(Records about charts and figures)
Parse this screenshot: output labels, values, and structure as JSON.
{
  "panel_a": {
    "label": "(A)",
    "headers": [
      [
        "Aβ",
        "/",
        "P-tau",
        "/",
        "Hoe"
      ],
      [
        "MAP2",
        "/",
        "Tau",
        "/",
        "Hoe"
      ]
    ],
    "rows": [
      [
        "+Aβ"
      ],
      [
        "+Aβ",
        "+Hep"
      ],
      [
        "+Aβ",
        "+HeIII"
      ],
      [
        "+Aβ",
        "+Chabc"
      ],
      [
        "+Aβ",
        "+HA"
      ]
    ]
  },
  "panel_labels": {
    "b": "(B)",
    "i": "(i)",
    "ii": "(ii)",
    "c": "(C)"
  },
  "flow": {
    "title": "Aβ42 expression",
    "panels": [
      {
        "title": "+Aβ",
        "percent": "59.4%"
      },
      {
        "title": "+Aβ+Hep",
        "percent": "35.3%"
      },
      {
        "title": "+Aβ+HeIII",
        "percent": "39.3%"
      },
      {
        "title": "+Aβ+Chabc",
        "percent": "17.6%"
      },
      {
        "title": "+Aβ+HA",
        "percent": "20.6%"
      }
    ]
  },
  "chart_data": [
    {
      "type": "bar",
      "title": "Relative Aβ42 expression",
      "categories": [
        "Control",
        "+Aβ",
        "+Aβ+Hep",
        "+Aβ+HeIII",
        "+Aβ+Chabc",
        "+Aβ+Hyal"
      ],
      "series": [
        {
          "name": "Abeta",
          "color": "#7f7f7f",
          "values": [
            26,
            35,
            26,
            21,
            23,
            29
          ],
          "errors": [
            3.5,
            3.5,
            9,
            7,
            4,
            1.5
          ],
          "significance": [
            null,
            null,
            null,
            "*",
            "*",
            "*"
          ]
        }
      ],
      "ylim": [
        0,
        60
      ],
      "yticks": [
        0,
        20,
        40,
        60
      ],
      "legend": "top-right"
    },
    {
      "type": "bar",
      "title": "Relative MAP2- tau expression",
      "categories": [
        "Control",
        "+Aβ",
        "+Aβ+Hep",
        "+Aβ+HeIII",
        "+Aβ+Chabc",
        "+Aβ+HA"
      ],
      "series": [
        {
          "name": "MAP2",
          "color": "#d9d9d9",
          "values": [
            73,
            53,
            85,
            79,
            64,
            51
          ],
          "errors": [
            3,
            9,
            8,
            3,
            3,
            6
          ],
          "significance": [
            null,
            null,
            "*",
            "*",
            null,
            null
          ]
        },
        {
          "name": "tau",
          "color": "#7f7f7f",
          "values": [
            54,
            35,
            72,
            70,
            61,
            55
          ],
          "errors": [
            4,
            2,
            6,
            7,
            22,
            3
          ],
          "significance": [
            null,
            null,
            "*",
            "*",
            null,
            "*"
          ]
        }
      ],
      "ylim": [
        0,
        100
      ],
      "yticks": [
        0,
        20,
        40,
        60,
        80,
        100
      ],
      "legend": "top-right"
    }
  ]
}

WRITTEN INSTRUCTION – Quote the data in full, keeping each word unchanged.

FINAL RESULT –
Parse this screenshot: output labels, values, and structure as JSON.
{
  "panel_a": {
    "label": "(A)",
    "headers": [
      [
        "Aβ",
        "/",
        "P-tau",
        "/",
        "Hoe"
      ],
      [
        "MAP2",
        "/",
        "Tau",
        "/",
        "Hoe"
      ]
    ],
    "rows": [
      [
        "+Aβ"
      ],
      [
        "+Aβ",
        "+Hep"
      ],
      [
        "+Aβ",
        "+HeIII"
      ],
      [
        "+Aβ",
        "+Chabc"
      ],
      [
        "+Aβ",
        "+HA"
      ]
    ]
  },
  "panel_labels": {
    "b": "(B)",
    "i": "(i)",
    "ii": "(ii)",
    "c": "(C)"
  },
  "flow": {
    "title": "Aβ42 expression",
    "panels": [
      {
        "title": "+Aβ",
        "percent": "59.4%"
      },
      {
        "title": "+Aβ+Hep",
        "percent": "35.3%"
      },
      {
        "title": "+Aβ+HeIII",
        "percent": "39.3%"
      },
      {
        "title": "+Aβ+Chabc",
        "percent": "17.6%"
      },
      {
        "title": "+Aβ+HA",
        "percent": "20.6%"
      }
    ]
  },
  "chart_data": [
    {
      "type": "bar",
      "title": "Relative Aβ42 expression",
      "categories": [
        "Control",
        "+Aβ",
        "+Aβ+Hep",
        "+Aβ+HeIII",
        "+Aβ+Chabc",
        "+Aβ+Hyal"
      ],
      "series": [
        {
          "name": "Abeta",
          "color": "#7f7f7f",
          "values": [
            26,
            35,
            26,
            21,
            23,
            29
          ],
          "errors": [
            3.5,
            3.5,
            9,
            7,
            4,
            1.5
          ],
          "significance": [
            null,
            null,
            null,
            "*",
            "*",
            "*"
          ]
        }
      ],
      "ylim": [
        0,
        60
      ],
      "yticks": [
        0,
        20,
        40,
        60
      ],
      "legend": "top-right"
    },
    {
      "type": "bar",
      "title": "Relative MAP2- tau expression",
      "categories": [
        "Control",
        "+Aβ",
        "+Aβ+Hep",
        "+Aβ+HeIII",
        "+Aβ+Chabc",
        "+Aβ+HA"
      ],
      "series": [
        {
          "name": "MAP2",
          "color": "#d9d9d9",
          "values": [
            73,
            53,
            85,
            79,
            64,
            51
          ],
          "errors": [
            3,
            9,
            8,
            3,
            3,
            6
          ],
          "significance": [
            null,
            null,
            "*",
            "*",
            null,
            null
          ]
        },
        {
          "name": "tau",
          "color": "#7f7f7f",
          "values": [
            54,
            35,
            72,
            70,
            61,
            55
          ],
          "errors": [
            4,
            2,
            6,
            7,
            22,
            3
          ],
          "significance": [
            null,
            null,
            "*",
            "*",
            null,
            "*"
          ]
        }
      ],
      "ylim": [
        0,
        100
      ],
      "yticks": [
        0,
        20,
        40,
        60,
        80,
        100
      ],
      "legend": "top-right"
    }
  ]
}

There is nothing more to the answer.